- _Your goal_
Edit these lines so that "door-arc" is replaced by "door-swing" wherever it occurs, changing nothing else.

(Layout dataset entries)
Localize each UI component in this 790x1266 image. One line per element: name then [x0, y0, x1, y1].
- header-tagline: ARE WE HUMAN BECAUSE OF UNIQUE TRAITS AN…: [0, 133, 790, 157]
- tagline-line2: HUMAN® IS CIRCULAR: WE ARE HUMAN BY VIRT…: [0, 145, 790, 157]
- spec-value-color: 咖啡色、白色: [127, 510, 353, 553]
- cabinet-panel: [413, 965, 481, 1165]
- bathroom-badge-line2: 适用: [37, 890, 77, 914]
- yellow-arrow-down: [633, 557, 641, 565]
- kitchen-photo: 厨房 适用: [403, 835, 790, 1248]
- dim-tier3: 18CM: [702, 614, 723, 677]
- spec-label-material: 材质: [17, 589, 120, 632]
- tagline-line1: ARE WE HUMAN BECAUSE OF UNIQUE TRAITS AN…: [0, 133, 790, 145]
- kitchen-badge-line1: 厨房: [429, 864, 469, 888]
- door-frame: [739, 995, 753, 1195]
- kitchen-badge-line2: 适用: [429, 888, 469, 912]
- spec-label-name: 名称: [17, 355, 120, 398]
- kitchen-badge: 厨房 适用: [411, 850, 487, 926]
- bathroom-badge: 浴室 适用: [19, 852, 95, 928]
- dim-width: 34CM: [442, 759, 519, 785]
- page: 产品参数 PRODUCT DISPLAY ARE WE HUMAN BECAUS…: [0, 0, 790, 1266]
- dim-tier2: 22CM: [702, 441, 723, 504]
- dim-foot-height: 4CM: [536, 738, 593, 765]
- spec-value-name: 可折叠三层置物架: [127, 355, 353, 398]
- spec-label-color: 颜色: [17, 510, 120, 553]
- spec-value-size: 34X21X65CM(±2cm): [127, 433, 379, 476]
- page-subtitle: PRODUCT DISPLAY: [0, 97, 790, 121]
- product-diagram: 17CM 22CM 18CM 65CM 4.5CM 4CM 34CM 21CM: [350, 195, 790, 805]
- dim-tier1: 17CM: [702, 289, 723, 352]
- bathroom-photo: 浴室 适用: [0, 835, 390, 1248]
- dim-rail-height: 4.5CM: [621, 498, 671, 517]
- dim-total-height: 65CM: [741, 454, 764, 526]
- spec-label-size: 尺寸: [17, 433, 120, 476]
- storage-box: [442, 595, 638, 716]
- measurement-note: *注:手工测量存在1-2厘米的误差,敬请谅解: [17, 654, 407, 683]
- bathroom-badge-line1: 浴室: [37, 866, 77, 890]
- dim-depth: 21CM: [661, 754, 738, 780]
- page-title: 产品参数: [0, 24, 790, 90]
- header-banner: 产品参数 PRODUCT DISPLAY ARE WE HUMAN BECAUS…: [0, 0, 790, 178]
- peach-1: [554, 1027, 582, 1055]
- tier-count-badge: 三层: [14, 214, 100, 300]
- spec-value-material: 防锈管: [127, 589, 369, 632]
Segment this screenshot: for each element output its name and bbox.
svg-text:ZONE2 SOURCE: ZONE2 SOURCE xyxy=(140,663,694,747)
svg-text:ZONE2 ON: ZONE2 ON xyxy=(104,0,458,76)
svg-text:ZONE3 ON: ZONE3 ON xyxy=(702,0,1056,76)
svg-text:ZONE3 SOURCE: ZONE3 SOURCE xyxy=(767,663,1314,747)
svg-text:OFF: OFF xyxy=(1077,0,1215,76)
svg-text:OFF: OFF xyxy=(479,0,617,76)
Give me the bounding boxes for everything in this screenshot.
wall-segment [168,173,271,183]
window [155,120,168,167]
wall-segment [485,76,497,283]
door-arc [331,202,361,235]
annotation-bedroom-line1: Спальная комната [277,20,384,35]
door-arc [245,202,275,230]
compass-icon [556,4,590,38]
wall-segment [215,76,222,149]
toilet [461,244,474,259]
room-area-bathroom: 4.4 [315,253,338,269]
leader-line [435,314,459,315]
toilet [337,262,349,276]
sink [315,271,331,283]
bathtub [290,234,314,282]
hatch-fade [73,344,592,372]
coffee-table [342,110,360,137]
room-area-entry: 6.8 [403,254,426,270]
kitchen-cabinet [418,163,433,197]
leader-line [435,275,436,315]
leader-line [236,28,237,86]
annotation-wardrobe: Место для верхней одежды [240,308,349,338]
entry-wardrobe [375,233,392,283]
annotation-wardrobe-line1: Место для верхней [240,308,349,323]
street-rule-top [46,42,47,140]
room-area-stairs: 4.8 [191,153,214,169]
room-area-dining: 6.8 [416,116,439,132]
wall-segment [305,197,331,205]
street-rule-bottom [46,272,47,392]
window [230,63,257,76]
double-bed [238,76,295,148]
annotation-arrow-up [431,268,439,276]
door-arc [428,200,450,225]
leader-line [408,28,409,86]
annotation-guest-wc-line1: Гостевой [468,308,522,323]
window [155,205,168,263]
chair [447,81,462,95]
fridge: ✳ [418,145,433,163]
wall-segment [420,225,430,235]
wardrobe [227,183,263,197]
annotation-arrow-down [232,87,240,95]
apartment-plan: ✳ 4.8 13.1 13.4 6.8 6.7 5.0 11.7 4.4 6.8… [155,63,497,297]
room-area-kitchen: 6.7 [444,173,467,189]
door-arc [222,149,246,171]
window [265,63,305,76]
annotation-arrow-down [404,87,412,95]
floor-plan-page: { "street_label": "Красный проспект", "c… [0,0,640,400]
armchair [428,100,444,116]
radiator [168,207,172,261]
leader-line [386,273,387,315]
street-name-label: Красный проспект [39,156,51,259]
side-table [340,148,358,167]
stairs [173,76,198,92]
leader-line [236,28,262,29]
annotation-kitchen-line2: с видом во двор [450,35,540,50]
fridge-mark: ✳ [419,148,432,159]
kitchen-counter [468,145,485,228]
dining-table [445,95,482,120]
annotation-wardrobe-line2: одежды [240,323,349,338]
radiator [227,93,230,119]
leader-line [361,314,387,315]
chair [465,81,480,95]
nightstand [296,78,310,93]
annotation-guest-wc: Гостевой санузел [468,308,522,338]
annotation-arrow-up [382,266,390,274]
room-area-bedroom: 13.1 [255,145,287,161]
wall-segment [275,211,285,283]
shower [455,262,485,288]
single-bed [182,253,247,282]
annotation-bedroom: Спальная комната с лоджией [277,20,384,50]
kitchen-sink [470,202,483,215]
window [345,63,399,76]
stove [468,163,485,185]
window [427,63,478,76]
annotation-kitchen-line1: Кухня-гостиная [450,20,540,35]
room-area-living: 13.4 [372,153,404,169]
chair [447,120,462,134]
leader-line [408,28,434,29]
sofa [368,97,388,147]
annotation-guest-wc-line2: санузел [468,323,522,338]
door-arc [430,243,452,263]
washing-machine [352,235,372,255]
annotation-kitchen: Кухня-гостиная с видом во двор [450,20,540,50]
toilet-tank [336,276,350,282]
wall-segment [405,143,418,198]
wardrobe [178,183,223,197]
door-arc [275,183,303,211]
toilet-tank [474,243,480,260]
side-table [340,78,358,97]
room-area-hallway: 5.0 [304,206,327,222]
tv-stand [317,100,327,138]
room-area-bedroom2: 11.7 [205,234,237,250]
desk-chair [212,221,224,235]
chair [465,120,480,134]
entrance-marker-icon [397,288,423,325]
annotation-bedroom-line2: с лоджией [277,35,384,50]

- _Solution to this exercise_
Localize each UI component in this 790x1266 image. One line per element: name then [x0, y0, x1, y1].
- header-tagline: ARE WE HUMAN BECAUSE OF UNIQUE TRAITS AN…: [0, 133, 790, 157]
- tagline-line2: HUMAN® IS CIRCULAR: WE ARE HUMAN BY VIRT…: [0, 145, 790, 157]
- spec-value-color: 咖啡色、白色: [127, 510, 353, 553]
- cabinet-panel: [413, 965, 481, 1165]
- bathroom-badge-line2: 适用: [37, 890, 77, 914]
- yellow-arrow-down: [633, 557, 641, 565]
- kitchen-photo: 厨房 适用: [403, 835, 790, 1248]
- dim-tier3: 18CM: [702, 614, 723, 677]
- spec-label-material: 材质: [17, 589, 120, 632]
- tagline-line1: ARE WE HUMAN BECAUSE OF UNIQUE TRAITS AN…: [0, 133, 790, 145]
- kitchen-badge-line1: 厨房: [429, 864, 469, 888]
- door-frame: [739, 995, 753, 1195]
- kitchen-badge-line2: 适用: [429, 888, 469, 912]
- spec-label-name: 名称: [17, 355, 120, 398]
- kitchen-badge: 厨房 适用: [411, 850, 487, 926]
- bathroom-badge: 浴室 适用: [19, 852, 95, 928]
- dim-width: 34CM: [442, 759, 519, 785]
- page: 产品参数 PRODUCT DISPLAY ARE WE HUMAN BECAUS…: [0, 0, 790, 1266]
- dim-tier2: 22CM: [702, 441, 723, 504]
- dim-foot-height: 4CM: [536, 738, 593, 765]
- spec-value-name: 可折叠三层置物架: [127, 355, 353, 398]
- spec-label-color: 颜色: [17, 510, 120, 553]
- spec-value-size: 34X21X65CM(±2cm): [127, 433, 379, 476]
- page-subtitle: PRODUCT DISPLAY: [0, 97, 790, 121]
- product-diagram: 17CM 22CM 18CM 65CM 4.5CM 4CM 34CM 21CM: [350, 195, 790, 805]
- dim-tier1: 17CM: [702, 289, 723, 352]
- bathroom-photo: 浴室 适用: [0, 835, 390, 1248]
- dim-rail-height: 4.5CM: [621, 498, 671, 517]
- dim-total-height: 65CM: [741, 454, 764, 526]
- spec-label-size: 尺寸: [17, 433, 120, 476]
- storage-box: [442, 595, 638, 716]
- measurement-note: *注:手工测量存在1-2厘米的误差,敬请谅解: [17, 654, 407, 683]
- bathroom-badge-line1: 浴室: [37, 866, 77, 890]
- dim-depth: 21CM: [661, 754, 738, 780]
- page-title: 产品参数: [0, 24, 790, 90]
- header-banner: 产品参数 PRODUCT DISPLAY ARE WE HUMAN BECAUS…: [0, 0, 790, 178]
- peach-1: [554, 1027, 582, 1055]
- tier-count-badge: 三层: [14, 214, 100, 300]
- spec-value-material: 防锈管: [127, 589, 369, 632]
Segment this screenshot: for each element output its name and bbox.
svg-text:ZONE2 SOURCE: ZONE2 SOURCE xyxy=(140,663,694,747)
svg-text:ZONE2 ON: ZONE2 ON xyxy=(104,0,458,76)
svg-text:ZONE3 ON: ZONE3 ON xyxy=(702,0,1056,76)
svg-text:ZONE3 SOURCE: ZONE3 SOURCE xyxy=(767,663,1314,747)
svg-text:OFF: OFF xyxy=(1077,0,1215,76)
svg-text:OFF: OFF xyxy=(479,0,617,76)
Give me the bounding boxes for everything in this screenshot.
wall-segment [168,173,271,183]
window [155,120,168,167]
wall-segment [485,76,497,283]
door-swing [331,202,361,235]
annotation-bedroom-line1: Спальная комната [277,20,384,35]
door-swing [245,202,275,230]
compass-icon [556,4,590,38]
wall-segment [215,76,222,149]
toilet [461,244,474,259]
room-area-bathroom: 4.4 [315,253,338,269]
leader-line [435,314,459,315]
toilet [337,262,349,276]
sink [315,271,331,283]
bathtub [290,234,314,282]
hatch-fade [73,344,592,372]
coffee-table [342,110,360,137]
room-area-entry: 6.8 [403,254,426,270]
kitchen-cabinet [418,163,433,197]
leader-line [435,275,436,315]
leader-line [236,28,237,86]
annotation-wardrobe: Место для верхней одежды [240,308,349,338]
entry-wardrobe [375,233,392,283]
annotation-wardrobe-line1: Место для верхней [240,308,349,323]
street-rule-top [46,42,47,140]
room-area-stairs: 4.8 [191,153,214,169]
room-area-dining: 6.8 [416,116,439,132]
wall-segment [305,197,331,205]
street-rule-bottom [46,272,47,392]
window [230,63,257,76]
double-bed [238,76,295,148]
annotation-arrow-up [431,268,439,276]
door-swing [428,200,450,225]
leader-line [408,28,409,86]
annotation-guest-wc-line1: Гостевой [468,308,522,323]
window [155,205,168,263]
chair [447,81,462,95]
fridge: ✳ [418,145,433,163]
wall-segment [420,225,430,235]
wardrobe [227,183,263,197]
annotation-arrow-down [232,87,240,95]
apartment-plan: ✳ 4.8 13.1 13.4 6.8 6.7 5.0 11.7 4.4 6.8… [155,63,497,297]
room-area-kitchen: 6.7 [444,173,467,189]
door-swing [222,149,246,171]
window [265,63,305,76]
annotation-arrow-down [404,87,412,95]
floor-plan-page: { "street_label": "Красный проспект", "c… [0,0,640,400]
armchair [428,100,444,116]
radiator [168,207,172,261]
leader-line [386,273,387,315]
street-name-label: Красный проспект [39,156,51,259]
side-table [340,148,358,167]
stairs [173,76,198,92]
leader-line [236,28,262,29]
annotation-kitchen-line2: с видом во двор [450,35,540,50]
fridge-mark: ✳ [419,148,432,159]
kitchen-counter [468,145,485,228]
dining-table [445,95,482,120]
annotation-wardrobe-line2: одежды [240,323,349,338]
radiator [227,93,230,119]
leader-line [361,314,387,315]
chair [465,81,480,95]
nightstand [296,78,310,93]
annotation-guest-wc: Гостевой санузел [468,308,522,338]
annotation-arrow-up [382,266,390,274]
room-area-bedroom: 13.1 [255,145,287,161]
wall-segment [275,211,285,283]
shower [455,262,485,288]
single-bed [182,253,247,282]
annotation-bedroom: Спальная комната с лоджией [277,20,384,50]
kitchen-sink [470,202,483,215]
window [345,63,399,76]
stove [468,163,485,185]
window [427,63,478,76]
annotation-kitchen-line1: Кухня-гостиная [450,20,540,35]
room-area-living: 13.4 [372,153,404,169]
chair [447,120,462,134]
leader-line [408,28,434,29]
sofa [368,97,388,147]
annotation-guest-wc-line2: санузел [468,323,522,338]
door-swing [430,243,452,263]
washing-machine [352,235,372,255]
annotation-kitchen: Кухня-гостиная с видом во двор [450,20,540,50]
toilet-tank [336,276,350,282]
wall-segment [405,143,418,198]
wardrobe [178,183,223,197]
door-swing [275,183,303,211]
toilet-tank [474,243,480,260]
side-table [340,78,358,97]
room-area-hallway: 5.0 [304,206,327,222]
tv-stand [317,100,327,138]
room-area-bedroom2: 11.7 [205,234,237,250]
desk-chair [212,221,224,235]
chair [465,120,480,134]
entrance-marker-icon [397,288,423,325]
annotation-bedroom-line2: с лоджией [277,35,384,50]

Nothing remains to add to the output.